### Directive
Return the records, each one exactly as written.

[A block of data]
___

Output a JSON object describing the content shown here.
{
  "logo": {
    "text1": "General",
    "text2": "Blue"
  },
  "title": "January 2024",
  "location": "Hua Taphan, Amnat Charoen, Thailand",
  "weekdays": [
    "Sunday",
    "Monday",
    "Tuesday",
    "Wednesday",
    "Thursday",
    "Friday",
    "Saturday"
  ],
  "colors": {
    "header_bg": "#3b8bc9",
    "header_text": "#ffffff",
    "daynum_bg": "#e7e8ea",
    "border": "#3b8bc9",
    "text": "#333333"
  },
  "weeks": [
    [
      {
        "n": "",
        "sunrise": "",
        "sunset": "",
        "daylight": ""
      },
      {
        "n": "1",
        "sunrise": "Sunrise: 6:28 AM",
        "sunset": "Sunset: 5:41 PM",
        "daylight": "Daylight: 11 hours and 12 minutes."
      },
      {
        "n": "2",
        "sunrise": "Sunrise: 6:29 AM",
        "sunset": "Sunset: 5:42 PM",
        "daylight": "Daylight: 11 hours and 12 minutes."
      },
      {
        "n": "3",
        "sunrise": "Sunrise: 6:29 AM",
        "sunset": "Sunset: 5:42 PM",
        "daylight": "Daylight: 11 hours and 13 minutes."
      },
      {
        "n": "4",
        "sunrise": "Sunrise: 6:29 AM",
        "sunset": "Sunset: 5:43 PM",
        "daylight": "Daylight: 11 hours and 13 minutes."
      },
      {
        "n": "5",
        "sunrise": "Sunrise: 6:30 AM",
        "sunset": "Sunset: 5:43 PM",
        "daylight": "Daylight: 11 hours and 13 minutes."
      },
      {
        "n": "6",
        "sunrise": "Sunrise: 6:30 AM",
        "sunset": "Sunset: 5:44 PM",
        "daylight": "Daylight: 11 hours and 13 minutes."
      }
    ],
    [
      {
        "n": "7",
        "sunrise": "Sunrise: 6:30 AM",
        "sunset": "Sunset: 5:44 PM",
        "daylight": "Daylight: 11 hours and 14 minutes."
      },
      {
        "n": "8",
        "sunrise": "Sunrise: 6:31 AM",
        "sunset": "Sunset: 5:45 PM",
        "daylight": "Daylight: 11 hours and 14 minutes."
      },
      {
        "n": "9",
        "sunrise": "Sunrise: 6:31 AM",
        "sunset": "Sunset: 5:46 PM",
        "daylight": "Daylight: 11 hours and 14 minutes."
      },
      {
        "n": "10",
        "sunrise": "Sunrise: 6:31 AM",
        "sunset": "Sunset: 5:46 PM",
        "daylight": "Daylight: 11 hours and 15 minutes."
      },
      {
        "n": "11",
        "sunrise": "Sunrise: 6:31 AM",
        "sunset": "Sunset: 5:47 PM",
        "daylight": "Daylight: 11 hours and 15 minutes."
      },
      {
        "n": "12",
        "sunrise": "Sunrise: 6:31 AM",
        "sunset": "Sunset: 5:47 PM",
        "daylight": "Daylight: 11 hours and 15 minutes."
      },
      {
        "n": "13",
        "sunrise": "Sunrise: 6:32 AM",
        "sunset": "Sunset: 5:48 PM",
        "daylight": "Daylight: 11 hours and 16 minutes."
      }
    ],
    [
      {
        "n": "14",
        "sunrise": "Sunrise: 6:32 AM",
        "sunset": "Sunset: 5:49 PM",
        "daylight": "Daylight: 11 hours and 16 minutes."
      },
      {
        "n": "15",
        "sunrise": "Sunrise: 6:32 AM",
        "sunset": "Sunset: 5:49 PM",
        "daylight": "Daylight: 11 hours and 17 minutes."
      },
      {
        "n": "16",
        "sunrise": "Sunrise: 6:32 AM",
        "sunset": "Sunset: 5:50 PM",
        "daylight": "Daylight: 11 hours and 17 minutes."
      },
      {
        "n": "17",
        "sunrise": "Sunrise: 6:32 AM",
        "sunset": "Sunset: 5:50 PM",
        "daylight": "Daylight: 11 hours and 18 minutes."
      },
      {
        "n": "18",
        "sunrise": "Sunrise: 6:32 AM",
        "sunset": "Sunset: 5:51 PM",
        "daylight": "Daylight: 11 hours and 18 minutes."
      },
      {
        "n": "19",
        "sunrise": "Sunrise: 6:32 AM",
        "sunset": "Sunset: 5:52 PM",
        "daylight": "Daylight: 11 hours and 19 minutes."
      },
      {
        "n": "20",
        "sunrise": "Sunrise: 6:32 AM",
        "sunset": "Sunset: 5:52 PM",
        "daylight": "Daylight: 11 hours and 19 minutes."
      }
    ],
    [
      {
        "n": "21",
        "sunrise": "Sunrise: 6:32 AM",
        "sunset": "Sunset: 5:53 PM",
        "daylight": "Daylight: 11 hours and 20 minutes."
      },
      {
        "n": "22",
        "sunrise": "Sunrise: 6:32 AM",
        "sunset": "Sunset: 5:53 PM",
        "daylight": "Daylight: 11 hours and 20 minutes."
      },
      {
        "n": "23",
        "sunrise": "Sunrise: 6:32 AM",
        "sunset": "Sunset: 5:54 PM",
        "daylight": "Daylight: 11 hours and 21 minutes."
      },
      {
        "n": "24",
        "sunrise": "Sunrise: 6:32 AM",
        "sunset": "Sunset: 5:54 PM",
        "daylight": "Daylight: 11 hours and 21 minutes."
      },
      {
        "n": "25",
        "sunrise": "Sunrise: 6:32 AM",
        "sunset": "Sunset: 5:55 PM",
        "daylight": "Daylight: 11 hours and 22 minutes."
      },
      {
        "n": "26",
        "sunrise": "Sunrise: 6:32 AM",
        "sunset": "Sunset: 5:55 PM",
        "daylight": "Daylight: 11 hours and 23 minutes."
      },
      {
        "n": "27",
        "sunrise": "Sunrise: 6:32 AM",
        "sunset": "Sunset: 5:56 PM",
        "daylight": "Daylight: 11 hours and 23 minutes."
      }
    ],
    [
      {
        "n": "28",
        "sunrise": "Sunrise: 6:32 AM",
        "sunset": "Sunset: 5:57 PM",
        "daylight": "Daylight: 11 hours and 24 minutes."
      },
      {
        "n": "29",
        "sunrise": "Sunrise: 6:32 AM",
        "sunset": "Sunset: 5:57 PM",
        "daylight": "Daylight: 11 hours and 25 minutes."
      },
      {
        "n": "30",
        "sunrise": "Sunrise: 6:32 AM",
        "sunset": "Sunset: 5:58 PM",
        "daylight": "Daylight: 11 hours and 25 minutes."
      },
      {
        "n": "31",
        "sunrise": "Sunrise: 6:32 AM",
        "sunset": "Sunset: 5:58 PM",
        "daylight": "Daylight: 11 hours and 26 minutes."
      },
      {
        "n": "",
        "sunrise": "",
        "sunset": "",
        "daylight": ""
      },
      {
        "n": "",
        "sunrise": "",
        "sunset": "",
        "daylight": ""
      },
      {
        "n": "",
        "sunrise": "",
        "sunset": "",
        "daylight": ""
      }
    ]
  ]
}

___

### Reply to the exercise
Output a JSON object describing the content shown here.
{
  "logo": {
    "text1": "General",
    "text2": "Blue"
  },
  "title": "January 2024",
  "location": "Hua Taphan, Amnat Charoen, Thailand",
  "weekdays": [
    "Sunday",
    "Monday",
    "Tuesday",
    "Wednesday",
    "Thursday",
    "Friday",
    "Saturday"
  ],
  "colors": {
    "header_bg": "#3b8bc9",
    "header_text": "#ffffff",
    "daynum_bg": "#e7e8ea",
    "border": "#3b8bc9",
    "text": "#333333"
  },
  "weeks": [
    [
      {
        "n": "",
        "sunrise": "",
        "sunset": "",
        "daylight": ""
      },
      {
        "n": "1",
        "sunrise": "Sunrise: 6:28 AM",
        "sunset": "Sunset: 5:41 PM",
        "daylight": "Daylight: 11 hours and 12 minutes."
      },
      {
        "n": "2",
        "sunrise": "Sunrise: 6:29 AM",
        "sunset": "Sunset: 5:42 PM",
        "daylight": "Daylight: 11 hours and 12 minutes."
      },
      {
        "n": "3",
        "sunrise": "Sunrise: 6:29 AM",
        "sunset": "Sunset: 5:42 PM",
        "daylight": "Daylight: 11 hours and 13 minutes."
      },
      {
        "n": "4",
        "sunrise": "Sunrise: 6:29 AM",
        "sunset": "Sunset: 5:43 PM",
        "daylight": "Daylight: 11 hours and 13 minutes."
      },
      {
        "n": "5",
        "sunrise": "Sunrise: 6:30 AM",
        "sunset": "Sunset: 5:43 PM",
        "daylight": "Daylight: 11 hours and 13 minutes."
      },
      {
        "n": "6",
        "sunrise": "Sunrise: 6:30 AM",
        "sunset": "Sunset: 5:44 PM",
        "daylight": "Daylight: 11 hours and 13 minutes."
      }
    ],
    [
      {
        "n": "7",
        "sunrise": "Sunrise: 6:30 AM",
        "sunset": "Sunset: 5:44 PM",
        "daylight": "Daylight: 11 hours and 14 minutes."
      },
      {
        "n": "8",
        "sunrise": "Sunrise: 6:31 AM",
        "sunset": "Sunset: 5:45 PM",
        "daylight": "Daylight: 11 hours and 14 minutes."
      },
      {
        "n": "9",
        "sunrise": "Sunrise: 6:31 AM",
        "sunset": "Sunset: 5:46 PM",
        "daylight": "Daylight: 11 hours and 14 minutes."
      },
      {
        "n": "10",
        "sunrise": "Sunrise: 6:31 AM",
        "sunset": "Sunset: 5:46 PM",
        "daylight": "Daylight: 11 hours and 15 minutes."
      },
      {
        "n": "11",
        "sunrise": "Sunrise: 6:31 AM",
        "sunset": "Sunset: 5:47 PM",
        "daylight": "Daylight: 11 hours and 15 minutes."
      },
      {
        "n": "12",
        "sunrise": "Sunrise: 6:31 AM",
        "sunset": "Sunset: 5:47 PM",
        "daylight": "Daylight: 11 hours and 15 minutes."
      },
      {
        "n": "13",
        "sunrise": "Sunrise: 6:32 AM",
        "sunset": "Sunset: 5:48 PM",
        "daylight": "Daylight: 11 hours and 16 minutes."
      }
    ],
    [
      {
        "n": "14",
        "sunrise": "Sunrise: 6:32 AM",
        "sunset": "Sunset: 5:49 PM",
        "daylight": "Daylight: 11 hours and 16 minutes."
      },
      {
        "n": "15",
        "sunrise": "Sunrise: 6:32 AM",
        "sunset": "Sunset: 5:49 PM",
        "daylight": "Daylight: 11 hours and 17 minutes."
      },
      {
        "n": "16",
        "sunrise": "Sunrise: 6:32 AM",
        "sunset": "Sunset: 5:50 PM",
        "daylight": "Daylight: 11 hours and 17 minutes."
      },
      {
        "n": "17",
        "sunrise": "Sunrise: 6:32 AM",
        "sunset": "Sunset: 5:50 PM",
        "daylight": "Daylight: 11 hours and 18 minutes."
      },
      {
        "n": "18",
        "sunrise": "Sunrise: 6:32 AM",
        "sunset": "Sunset: 5:51 PM",
        "daylight": "Daylight: 11 hours and 18 minutes."
      },
      {
        "n": "19",
        "sunrise": "Sunrise: 6:32 AM",
        "sunset": "Sunset: 5:52 PM",
        "daylight": "Daylight: 11 hours and 19 minutes."
      },
      {
        "n": "20",
        "sunrise": "Sunrise: 6:32 AM",
        "sunset": "Sunset: 5:52 PM",
        "daylight": "Daylight: 11 hours and 19 minutes."
      }
    ],
    [
      {
        "n": "21",
        "sunrise": "Sunrise: 6:32 AM",
        "sunset": "Sunset: 5:53 PM",
        "daylight": "Daylight: 11 hours and 20 minutes."
      },
      {
        "n": "22",
        "sunrise": "Sunrise: 6:32 AM",
        "sunset": "Sunset: 5:53 PM",
        "daylight": "Daylight: 11 hours and 20 minutes."
      },
      {
        "n": "23",
        "sunrise": "Sunrise: 6:32 AM",
        "sunset": "Sunset: 5:54 PM",
        "daylight": "Daylight: 11 hours and 21 minutes."
      },
      {
        "n": "24",
        "sunrise": "Sunrise: 6:32 AM",
        "sunset": "Sunset: 5:54 PM",
        "daylight": "Daylight: 11 hours and 21 minutes."
      },
      {
        "n": "25",
        "sunrise": "Sunrise: 6:32 AM",
        "sunset": "Sunset: 5:55 PM",
        "daylight": "Daylight: 11 hours and 22 minutes."
      },
      {
        "n": "26",
        "sunrise": "Sunrise: 6:32 AM",
        "sunset": "Sunset: 5:55 PM",
        "daylight": "Daylight: 11 hours and 23 minutes."
      },
      {
        "n": "27",
        "sunrise": "Sunrise: 6:32 AM",
        "sunset": "Sunset: 5:56 PM",
        "daylight": "Daylight: 11 hours and 23 minutes."
      }
    ],
    [
      {
        "n": "28",
        "sunrise": "Sunrise: 6:32 AM",
        "sunset": "Sunset: 5:57 PM",
        "daylight": "Daylight: 11 hours and 24 minutes."
      },
      {
        "n": "29",
        "sunrise": "Sunrise: 6:32 AM",
        "sunset": "Sunset: 5:57 PM",
        "daylight": "Daylight: 11 hours and 25 minutes."
      },
      {
        "n": "30",
        "sunrise": "Sunrise: 6:32 AM",
        "sunset": "Sunset: 5:58 PM",
        "daylight": "Daylight: 11 hours and 25 minutes."
      },
      {
        "n": "31",
        "sunrise": "Sunrise: 6:32 AM",
        "sunset": "Sunset: 5:58 PM",
        "daylight": "Daylight: 11 hours and 26 minutes."
      },
      {
        "n": "",
        "sunrise": "",
        "sunset": "",
        "daylight": ""
      },
      {
        "n": "",
        "sunrise": "",
        "sunset": "",
        "daylight": ""
      },
      {
        "n": "",
        "sunrise": "",
        "sunset": "",
        "daylight": ""
      }
    ]
  ]
}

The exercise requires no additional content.